Set each entry down verbatim, omitting images.

[Collection entries]
<<<<

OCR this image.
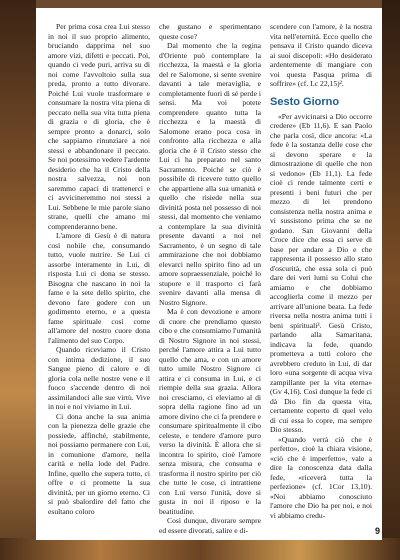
Per prima cosa crea Lui stesso in noi il suo proprio alimento, bruciando dapprima nel suo amore vizi, difetti e peccati. Poi, quando ci vede puri, arriva su di noi come l'avvoltoio sulla sua preda, pronto a tutto divorare. Poiché Lui vuole trasformare e consumare la nostra vita piena di peccato nella sua vita tutta piena di grazia e di gloria, che è sempre pronto a donarci, solo che sappiamo rinunziare a noi stessi e abbandonare il peccato. Se noi potessimo vedere l'ardente desiderio che ha il Cristo della nostra salvezza, noi non saremmo capaci di trattenerci e ci avvicineremmo noi stessi a Lui. Sebbene le mie parole siano strane, quelli che amano mi comprenderanno bene.

L'amore di Gesù è di natura così nobile che, consumando tutto, vuole nutrire. Se Lui ci assorbe interamente in Lui, di risposta Lui ci dona se stesso. Bisogna che nascano in noi la fame e la sete dello spirito, che devono fare godere con un godimento eterno, e a questa fame spirituale così come all'amore del nostro cuore dona l'alimento del suo Corpo.

Quando riceviamo il Cristo con intima dedizione, il suo Sangue pieno di calore e di gloria cola nelle nostre vene e il fuoco s'accende dentro di noi assimilandoci alle sue virtù. Vive in noi e noi viviamo in Lui.

Ci dona anche la sua anima con la pienezza delle grazie che possiede, affinché, stabilmente, noi possiamo permanere con Lui, in comunione d'amore, nella carità e nella lode del Padre. Infine, quello che supera tutto, ci offre e ci promette la sua divinità, per un giorno eterno. Ci si può sbalordire del fatto che esultano coloro

che gustano e sperimentano queste cose?

Dal momento che la regina d'Oriente può contemplare la ricchezza, la maestà e la gloria del re Salomone, si sente svenire davanti a tale meraviglia, e completamente fuori di sé perde i sensi. Ma voi potete comprendere quanto tutta la ricchezza e la maestà di Salomone erano poca cosa in confronto alla ricchezza e alla gloria che è il Cristo stesso che Lui ci ha preparato nel santo Sacramento. Poiché se ciò è possibile di ricevere tutto quello che appartiene alla sua umanità e quello che risiede nella sua divinità posta nel possesso di noi stessi, dal momento che veniamo a contemplare la sua divinità presente davanti a noi nel Sacramento, è un segno di tale ammirazione che noi dobbiamo elevarci nello spirito fino ad un amore sopraessenziale, poiché lo stupore e il trasporto ci farà svenire davanti alla mensa di Nostro Signore.

Ma è con devozione e amore di cuore che prendiamo questo cibo e che consumiamo l'umanità di Nostro Signore in noi stessi, perché l'amore attira a Lui tutto quello che ama, e con un amore tutto umile Nostro Signore ci attira e ci consuma in Lui, e ci riempie della sua grazia. Allora noi cresciamo, ci eleviamo al di sopra della ragione fino ad un amore divino che ci fa prendere e consumare spiritualmente il cibo celeste, e tendere d'amore puro verso la divinità. È allora che si incontra lo spirito, cioè l'amore senza misura, che consuma e trasforma il nostro spirito per ciò che tutte le cose, ci intrattiene con Lui verso l'unità, dove si gusta in noi il riposo e la beatitudine.

Così dunque, divorare sempre ed essere divorati, salire e di-

scendere con l'amore, è la nostra vita nell'eternità. Ecco quello che pensava il Cristo quando diceva ai suoi discepoli: «Ho desiderato ardentemente di mangiare con voi questa Pasqua prima di soffrire» (cf. Lc 22,15)².

Sesto Giorno

«Per avvicinarsi a Dio occorre credere» (Eb 11,6). E san Paolo che parla così, dice ancora: «La fede è la sostanza delle cose che si devono sperare e la dimostrazione di quelle che non si vedono» (Eb 11,1). La fede cioè ci rende talmente certi e presenti i beni futuri che per mezzo di lei prendono consistenza nella nostra anima e vi sussistono prima che se ne godano. San Giovanni della Croce dice che essa ci serve di base per andare a Dio e che rappresenta il possesso allo stato d'oscurità, che essa sola ci può dare dei veri lumi su Colui che amiamo e che dobbiamo accoglierla come il mezzo per arrivare all'unione beata. La fede riversa nella nostra anima tutti i beni spirituali³. Gesù Cristo, parlando alla Samaritana, indicava la fede, quando prometteva a tutti coloro che avrebbero creduto in Lui, di dar loro «una sorgente di acqua viva zampillante per la vita eterna» (Gv 4,16). Così dunque la fede ci dà Dio fin da questa vita, certamente coperto di quel velo di cui essa lo copre, ma sempre Dio stesso.

«Quando verrà ciò che è perfetto», cioè la chiara visione, «ciò che è imperfetto», vale a dire la conoscenza data dalla fede, «riceverà tutta la perfezione» (cf. 1Cor 13,10). «Noi abbiamo conosciuto l'amore che Dio ha per noi, e noi vi abbiamo credu-

9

>>>>

* Solution below *
OCR this image.
Per prima cosa crea Lui stesso in noi il suo proprio alimento, bruciando dapprima nel suo amore vizi, difetti e peccati. Poi, quando ci vede puri, arriva su di noi come l'avvoltoio sulla sua preda, pronto a tutto divorare. Poiché Lui vuole trasformare e consumare la nostra vita piena di peccato nella sua vita tutta piena di grazia e di gloria, che è sempre pronto a donarci, solo che sappiamo rinunziare a noi stessi e abbandonare il peccato. Se noi potessimo vedere l'ardente desiderio che ha il Cristo della nostra salvezza, noi non saremmo capaci di trattenerci e ci avvicineremmo noi stessi a Lui. Sebbene le mie parole siano strane, quelli che amano mi comprenderanno bene.

L'amore di Gesù è di natura così nobile che, consumando tutto, vuole nutrire. Se Lui ci assorbe interamente in Lui, di risposta Lui ci dona se stesso. Bisogna che nascano in noi la fame e la sete dello spirito, che devono fare godere con un godimento eterno, e a questa fame spirituale così come all'amore del nostro cuore dona l'alimento del suo Corpo.

Quando riceviamo il Cristo con intima dedizione, il suo Sangue pieno di calore e di gloria cola nelle nostre vene e il fuoco s'accende dentro di noi assimilandoci alle sue virtù. Vive in noi e noi viviamo in Lui.

Ci dona anche la sua anima con la pienezza delle grazie che possiede, affinché, stabilmente, noi possiamo permanere con Lui, in comunione d'amore, nella carità e nella lode del Padre. Infine, quello che supera tutto, ci offre e ci promette la sua divinità, per un giorno eterno. Ci si può sbalordire del fatto che esultano coloro

che gustano e sperimentano queste cose?

Dal momento che la regina d'Oriente può contemplare la ricchezza, la maestà e la gloria del re Salomone, si sente svenire davanti a tale meraviglia, e completamente fuori di sé perde i sensi. Ma voi potete comprendere quanto tutta la ricchezza e la maestà di Salomone erano poca cosa in confronto alla ricchezza e alla gloria che è il Cristo stesso che Lui ci ha preparato nel santo Sacramento. Poiché se ciò è possibile di ricevere tutto quello che appartiene alla sua umanità e quello che risiede nella sua divinità posta nel possesso di noi stessi, dal momento che veniamo a contemplare la sua divinità presente davanti a noi nel Sacramento, è un segno di tale ammirazione che noi dobbiamo elevarci nello spirito fino ad un amore sopraessenziale, poiché lo stupore e il trasporto ci farà svenire davanti alla mensa di Nostro Signore.

Ma è con devozione e amore di cuore che prendiamo questo cibo e che consumiamo l'umanità di Nostro Signore in noi stessi, perché l'amore attira a Lui tutto quello che ama, e con un amore tutto umile Nostro Signore ci attira e ci consuma in Lui, e ci riempie della sua grazia. Allora noi cresciamo, ci eleviamo al di sopra della ragione fino ad un amore divino che ci fa prendere e consumare spiritualmente il cibo celeste, e tendere d'amore puro verso la divinità. È allora che si incontra lo spirito, cioè l'amore senza misura, che consuma e trasforma il nostro spirito per ciò che tutte le cose, ci intrattiene con Lui verso l'unità, dove si gusta in noi il riposo e la beatitudine.

Così dunque, divorare sempre ed essere divorati, salire e di-

scendere con l'amore, è la nostra vita nell'eternità. Ecco quello che pensava il Cristo quando diceva ai suoi discepoli: «Ho desiderato ardentemente di mangiare con voi questa Pasqua prima di soffrire» (cf. Lc 22,15)².

Sesto Giorno

«Per avvicinarsi a Dio occorre credere» (Eb 11,6). E san Paolo che parla così, dice ancora: «La fede è la sostanza delle cose che si devono sperare e la dimostrazione di quelle che non si vedono» (Eb 11,1). La fede cioè ci rende talmente certi e presenti i beni futuri che per mezzo di lei prendono consistenza nella nostra anima e vi sussistono prima che se ne godano. San Giovanni della Croce dice che essa ci serve di base per andare a Dio e che rappresenta il possesso allo stato d'oscurità, che essa sola ci può dare dei veri lumi su Colui che amiamo e che dobbiamo accoglierla come il mezzo per arrivare all'unione beata. La fede riversa nella nostra anima tutti i beni spirituali³. Gesù Cristo, parlando alla Samaritana, indicava la fede, quando prometteva a tutti coloro che avrebbero creduto in Lui, di dar loro «una sorgente di acqua viva zampillante per la vita eterna» (Gv 4,16). Così dunque la fede ci dà Dio fin da questa vita, certamente coperto di quel velo di cui essa lo copre, ma sempre Dio stesso.

«Quando verrà ciò che è perfetto», cioè la chiara visione, «ciò che è imperfetto», vale a dire la conoscenza data dalla fede, «riceverà tutta la perfezione» (cf. 1Cor 13,10). «Noi abbiamo conosciuto l'amore che Dio ha per noi, e noi vi abbiamo credu-

9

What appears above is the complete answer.